Task statement: Some lines in the listing below may include the string "different". How many are there? Give only the number.

(Stored records)
────────
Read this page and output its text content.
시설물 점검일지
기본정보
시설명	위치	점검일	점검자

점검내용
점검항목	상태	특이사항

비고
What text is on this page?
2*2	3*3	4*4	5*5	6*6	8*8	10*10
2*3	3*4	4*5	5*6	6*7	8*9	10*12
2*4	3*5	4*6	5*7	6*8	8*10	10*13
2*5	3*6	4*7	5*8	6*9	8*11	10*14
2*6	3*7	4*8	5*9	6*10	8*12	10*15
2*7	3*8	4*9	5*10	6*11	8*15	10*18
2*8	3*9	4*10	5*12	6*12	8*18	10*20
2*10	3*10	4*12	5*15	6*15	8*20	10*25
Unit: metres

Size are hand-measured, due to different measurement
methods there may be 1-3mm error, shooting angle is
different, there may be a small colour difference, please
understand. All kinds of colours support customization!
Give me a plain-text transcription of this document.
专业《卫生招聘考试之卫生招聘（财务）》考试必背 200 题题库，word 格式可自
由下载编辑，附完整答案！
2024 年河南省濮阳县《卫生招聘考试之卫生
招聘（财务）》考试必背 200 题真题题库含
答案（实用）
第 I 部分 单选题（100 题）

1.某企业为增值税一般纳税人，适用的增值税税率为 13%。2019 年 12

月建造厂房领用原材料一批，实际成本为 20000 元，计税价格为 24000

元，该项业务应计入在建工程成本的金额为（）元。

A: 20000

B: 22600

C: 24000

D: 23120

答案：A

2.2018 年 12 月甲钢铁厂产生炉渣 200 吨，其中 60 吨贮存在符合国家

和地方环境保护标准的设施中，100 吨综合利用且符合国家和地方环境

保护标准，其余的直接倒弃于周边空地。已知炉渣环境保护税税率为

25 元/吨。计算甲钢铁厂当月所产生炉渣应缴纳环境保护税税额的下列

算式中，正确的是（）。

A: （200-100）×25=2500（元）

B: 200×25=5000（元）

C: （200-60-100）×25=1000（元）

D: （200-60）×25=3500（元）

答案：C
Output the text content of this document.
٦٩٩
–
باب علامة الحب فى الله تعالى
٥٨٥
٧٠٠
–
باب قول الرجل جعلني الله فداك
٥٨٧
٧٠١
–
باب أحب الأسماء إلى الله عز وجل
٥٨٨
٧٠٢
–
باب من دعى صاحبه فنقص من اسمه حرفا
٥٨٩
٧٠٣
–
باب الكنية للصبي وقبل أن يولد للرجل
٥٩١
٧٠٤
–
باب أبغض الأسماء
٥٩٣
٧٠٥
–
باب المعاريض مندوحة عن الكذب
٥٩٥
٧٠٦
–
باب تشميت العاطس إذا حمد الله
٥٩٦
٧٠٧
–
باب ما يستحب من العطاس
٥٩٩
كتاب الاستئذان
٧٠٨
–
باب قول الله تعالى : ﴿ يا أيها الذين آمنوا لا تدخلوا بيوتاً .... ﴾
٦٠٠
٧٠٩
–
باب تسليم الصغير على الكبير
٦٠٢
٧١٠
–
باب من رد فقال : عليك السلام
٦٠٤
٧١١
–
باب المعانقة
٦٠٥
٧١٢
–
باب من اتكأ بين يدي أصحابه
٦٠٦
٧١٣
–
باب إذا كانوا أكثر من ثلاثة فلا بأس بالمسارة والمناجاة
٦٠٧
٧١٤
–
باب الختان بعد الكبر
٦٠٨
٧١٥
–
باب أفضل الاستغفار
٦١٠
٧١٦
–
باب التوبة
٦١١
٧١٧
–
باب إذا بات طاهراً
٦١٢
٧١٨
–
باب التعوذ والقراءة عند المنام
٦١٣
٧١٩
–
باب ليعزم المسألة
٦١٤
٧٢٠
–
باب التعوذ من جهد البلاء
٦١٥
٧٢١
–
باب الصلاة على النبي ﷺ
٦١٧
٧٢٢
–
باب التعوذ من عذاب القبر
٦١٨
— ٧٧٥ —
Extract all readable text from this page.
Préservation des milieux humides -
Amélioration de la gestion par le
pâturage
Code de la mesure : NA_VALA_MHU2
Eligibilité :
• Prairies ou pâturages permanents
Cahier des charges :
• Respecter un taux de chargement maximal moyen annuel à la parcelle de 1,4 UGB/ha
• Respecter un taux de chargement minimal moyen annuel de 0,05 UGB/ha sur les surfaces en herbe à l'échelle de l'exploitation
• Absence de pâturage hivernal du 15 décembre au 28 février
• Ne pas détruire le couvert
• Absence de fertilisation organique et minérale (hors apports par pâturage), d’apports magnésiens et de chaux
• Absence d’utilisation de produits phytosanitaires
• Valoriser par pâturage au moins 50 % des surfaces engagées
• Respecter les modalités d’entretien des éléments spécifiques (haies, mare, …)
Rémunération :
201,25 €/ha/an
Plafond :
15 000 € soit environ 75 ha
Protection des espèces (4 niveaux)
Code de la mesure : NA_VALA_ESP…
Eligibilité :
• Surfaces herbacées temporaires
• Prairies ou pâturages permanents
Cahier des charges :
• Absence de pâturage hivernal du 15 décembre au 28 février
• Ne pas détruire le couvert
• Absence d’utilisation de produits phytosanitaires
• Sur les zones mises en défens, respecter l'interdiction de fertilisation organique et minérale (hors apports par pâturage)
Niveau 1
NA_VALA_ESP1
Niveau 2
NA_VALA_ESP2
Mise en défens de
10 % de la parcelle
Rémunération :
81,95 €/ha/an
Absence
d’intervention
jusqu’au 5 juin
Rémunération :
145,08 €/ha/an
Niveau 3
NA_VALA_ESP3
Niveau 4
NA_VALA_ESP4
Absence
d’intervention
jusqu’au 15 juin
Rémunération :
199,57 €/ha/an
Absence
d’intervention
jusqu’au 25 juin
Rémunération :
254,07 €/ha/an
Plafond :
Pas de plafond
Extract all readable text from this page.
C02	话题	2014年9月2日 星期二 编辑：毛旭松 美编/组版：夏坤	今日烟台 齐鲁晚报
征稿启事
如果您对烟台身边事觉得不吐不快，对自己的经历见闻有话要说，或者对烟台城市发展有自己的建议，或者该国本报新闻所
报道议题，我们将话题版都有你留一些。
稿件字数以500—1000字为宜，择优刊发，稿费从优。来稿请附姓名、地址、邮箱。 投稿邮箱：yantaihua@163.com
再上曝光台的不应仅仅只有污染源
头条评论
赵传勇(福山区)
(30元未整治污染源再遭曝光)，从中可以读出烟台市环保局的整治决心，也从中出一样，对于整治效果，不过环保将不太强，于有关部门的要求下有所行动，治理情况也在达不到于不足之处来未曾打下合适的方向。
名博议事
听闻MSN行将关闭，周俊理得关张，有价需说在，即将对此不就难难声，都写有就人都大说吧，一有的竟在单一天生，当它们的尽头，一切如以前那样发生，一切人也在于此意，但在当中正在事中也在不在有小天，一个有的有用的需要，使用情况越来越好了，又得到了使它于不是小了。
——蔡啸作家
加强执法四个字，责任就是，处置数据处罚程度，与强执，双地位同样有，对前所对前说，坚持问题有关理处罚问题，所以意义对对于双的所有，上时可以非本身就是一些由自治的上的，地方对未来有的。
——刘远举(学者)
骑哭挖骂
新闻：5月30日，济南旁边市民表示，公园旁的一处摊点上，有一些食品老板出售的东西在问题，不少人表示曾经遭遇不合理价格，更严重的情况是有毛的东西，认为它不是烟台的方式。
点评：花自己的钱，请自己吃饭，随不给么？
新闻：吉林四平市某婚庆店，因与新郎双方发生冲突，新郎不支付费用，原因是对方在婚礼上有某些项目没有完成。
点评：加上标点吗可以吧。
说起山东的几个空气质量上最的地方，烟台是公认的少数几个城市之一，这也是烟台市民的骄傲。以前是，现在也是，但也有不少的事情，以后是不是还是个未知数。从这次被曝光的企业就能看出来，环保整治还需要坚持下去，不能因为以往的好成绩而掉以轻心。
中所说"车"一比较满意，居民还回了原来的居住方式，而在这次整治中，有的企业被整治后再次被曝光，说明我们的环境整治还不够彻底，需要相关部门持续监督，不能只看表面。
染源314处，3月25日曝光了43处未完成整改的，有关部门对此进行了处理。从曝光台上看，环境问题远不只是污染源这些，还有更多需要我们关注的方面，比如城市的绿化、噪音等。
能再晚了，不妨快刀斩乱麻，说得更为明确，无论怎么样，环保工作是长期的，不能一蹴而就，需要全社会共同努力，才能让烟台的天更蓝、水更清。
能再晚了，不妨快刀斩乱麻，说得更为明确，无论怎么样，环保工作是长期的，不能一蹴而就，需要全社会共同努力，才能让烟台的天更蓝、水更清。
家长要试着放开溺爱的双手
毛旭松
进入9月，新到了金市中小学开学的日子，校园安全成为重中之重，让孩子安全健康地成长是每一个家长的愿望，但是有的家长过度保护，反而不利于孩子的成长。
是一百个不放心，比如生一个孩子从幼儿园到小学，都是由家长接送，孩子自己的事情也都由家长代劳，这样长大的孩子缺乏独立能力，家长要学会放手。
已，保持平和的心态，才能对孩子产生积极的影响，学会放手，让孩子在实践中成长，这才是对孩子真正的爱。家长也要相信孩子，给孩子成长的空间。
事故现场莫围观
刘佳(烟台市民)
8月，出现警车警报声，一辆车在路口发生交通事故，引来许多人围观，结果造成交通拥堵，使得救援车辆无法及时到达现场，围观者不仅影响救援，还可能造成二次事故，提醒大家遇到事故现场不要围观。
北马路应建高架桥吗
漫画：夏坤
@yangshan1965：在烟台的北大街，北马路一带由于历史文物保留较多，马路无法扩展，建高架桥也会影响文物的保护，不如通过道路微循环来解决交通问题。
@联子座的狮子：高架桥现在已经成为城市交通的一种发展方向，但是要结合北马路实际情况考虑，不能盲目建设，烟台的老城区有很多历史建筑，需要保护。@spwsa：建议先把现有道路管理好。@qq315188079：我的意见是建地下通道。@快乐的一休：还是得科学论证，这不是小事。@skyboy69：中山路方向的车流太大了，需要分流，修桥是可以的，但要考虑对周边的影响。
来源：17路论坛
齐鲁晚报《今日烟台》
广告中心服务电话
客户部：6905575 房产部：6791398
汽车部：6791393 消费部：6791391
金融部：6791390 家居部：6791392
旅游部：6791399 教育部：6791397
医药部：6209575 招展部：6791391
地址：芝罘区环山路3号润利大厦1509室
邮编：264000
────────
Result of this task: 2